## Problem
Search the data for the word "ylabel" and copy every line where it occurs.

>> start Records shown

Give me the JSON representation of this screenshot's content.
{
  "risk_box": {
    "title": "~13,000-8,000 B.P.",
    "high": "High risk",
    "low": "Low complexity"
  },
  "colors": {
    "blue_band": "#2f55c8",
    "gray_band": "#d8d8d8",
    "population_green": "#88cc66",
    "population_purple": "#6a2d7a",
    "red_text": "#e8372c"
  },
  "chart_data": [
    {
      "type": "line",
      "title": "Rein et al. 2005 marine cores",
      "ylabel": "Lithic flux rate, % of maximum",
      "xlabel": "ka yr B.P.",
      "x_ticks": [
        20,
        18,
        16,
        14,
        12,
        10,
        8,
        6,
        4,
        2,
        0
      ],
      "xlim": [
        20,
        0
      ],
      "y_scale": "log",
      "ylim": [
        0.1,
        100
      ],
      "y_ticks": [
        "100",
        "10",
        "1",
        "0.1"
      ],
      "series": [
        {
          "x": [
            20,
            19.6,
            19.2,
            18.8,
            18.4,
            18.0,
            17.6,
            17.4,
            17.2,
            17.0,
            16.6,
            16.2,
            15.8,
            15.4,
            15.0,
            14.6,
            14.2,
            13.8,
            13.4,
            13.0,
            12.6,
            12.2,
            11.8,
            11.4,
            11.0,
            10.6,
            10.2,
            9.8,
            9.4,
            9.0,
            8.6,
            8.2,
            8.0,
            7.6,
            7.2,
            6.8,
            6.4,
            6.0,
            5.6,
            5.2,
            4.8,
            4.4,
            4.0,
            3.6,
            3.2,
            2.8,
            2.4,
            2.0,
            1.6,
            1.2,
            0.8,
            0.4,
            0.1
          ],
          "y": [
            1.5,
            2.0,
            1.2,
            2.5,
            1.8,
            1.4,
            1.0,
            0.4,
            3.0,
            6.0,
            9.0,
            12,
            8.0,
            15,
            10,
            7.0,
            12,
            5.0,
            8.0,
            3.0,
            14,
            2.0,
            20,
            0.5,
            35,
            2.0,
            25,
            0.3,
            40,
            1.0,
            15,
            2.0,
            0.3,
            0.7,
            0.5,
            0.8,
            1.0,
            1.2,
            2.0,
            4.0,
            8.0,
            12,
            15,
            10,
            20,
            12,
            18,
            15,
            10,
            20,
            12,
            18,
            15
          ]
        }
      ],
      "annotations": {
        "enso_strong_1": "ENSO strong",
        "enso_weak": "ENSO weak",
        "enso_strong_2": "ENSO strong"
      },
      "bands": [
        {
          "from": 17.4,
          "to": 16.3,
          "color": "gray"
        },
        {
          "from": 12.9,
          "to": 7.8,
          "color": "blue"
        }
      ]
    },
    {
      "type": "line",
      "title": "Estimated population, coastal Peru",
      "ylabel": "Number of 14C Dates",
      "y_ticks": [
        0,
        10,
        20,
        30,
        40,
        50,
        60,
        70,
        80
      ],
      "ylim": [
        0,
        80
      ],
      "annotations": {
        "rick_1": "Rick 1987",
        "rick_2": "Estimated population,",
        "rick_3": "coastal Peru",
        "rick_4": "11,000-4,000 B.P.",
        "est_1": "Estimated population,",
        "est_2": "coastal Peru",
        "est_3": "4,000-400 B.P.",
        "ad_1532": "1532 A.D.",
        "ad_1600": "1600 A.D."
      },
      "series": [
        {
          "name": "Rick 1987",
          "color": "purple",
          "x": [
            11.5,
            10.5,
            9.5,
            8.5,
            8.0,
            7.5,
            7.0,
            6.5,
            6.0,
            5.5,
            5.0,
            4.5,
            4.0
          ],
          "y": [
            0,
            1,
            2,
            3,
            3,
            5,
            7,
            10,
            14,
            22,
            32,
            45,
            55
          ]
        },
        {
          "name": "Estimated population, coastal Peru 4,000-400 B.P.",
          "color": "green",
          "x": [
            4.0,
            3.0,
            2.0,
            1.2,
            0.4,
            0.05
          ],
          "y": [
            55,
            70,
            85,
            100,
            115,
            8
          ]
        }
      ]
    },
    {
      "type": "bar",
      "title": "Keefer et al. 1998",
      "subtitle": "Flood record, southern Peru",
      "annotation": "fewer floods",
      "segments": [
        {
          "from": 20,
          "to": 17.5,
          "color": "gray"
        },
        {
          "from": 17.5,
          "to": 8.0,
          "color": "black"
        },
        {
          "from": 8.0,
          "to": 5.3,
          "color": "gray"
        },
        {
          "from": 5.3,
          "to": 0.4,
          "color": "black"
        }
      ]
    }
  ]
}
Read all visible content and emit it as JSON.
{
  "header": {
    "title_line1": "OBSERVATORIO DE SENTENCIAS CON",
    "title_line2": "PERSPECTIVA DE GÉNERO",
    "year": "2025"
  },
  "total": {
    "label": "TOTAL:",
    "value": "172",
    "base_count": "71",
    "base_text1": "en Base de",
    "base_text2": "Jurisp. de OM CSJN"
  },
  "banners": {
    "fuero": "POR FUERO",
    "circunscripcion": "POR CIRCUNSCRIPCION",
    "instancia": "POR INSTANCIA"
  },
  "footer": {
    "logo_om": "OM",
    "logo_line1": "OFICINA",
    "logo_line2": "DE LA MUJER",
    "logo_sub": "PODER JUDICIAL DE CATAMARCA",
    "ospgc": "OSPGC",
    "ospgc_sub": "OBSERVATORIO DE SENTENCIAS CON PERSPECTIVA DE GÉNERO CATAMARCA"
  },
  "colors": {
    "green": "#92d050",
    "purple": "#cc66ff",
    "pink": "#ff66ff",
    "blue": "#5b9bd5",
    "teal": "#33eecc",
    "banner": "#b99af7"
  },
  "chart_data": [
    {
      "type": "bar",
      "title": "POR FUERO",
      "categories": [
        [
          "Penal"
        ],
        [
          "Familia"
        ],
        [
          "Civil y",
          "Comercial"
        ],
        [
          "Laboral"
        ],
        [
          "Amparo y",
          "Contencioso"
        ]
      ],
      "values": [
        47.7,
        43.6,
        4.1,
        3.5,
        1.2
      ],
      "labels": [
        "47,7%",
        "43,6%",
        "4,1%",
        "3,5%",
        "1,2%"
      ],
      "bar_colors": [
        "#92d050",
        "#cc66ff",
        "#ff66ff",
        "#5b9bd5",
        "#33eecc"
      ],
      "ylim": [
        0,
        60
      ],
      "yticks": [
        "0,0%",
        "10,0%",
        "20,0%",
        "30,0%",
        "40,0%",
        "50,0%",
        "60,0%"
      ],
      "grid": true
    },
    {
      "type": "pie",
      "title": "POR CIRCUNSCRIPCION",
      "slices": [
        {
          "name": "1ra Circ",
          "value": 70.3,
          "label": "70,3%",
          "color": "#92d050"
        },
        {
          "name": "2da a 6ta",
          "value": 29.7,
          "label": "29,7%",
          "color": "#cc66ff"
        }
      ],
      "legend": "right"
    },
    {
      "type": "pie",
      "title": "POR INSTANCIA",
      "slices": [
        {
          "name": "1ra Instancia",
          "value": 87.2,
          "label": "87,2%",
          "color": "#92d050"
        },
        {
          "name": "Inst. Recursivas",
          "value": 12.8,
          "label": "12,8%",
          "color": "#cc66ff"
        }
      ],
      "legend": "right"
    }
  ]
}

>> end Records shown

## Solution
      "ylabel": "Lithic flux rate, % of maximum",
      "ylabel": "Number of 14C Dates",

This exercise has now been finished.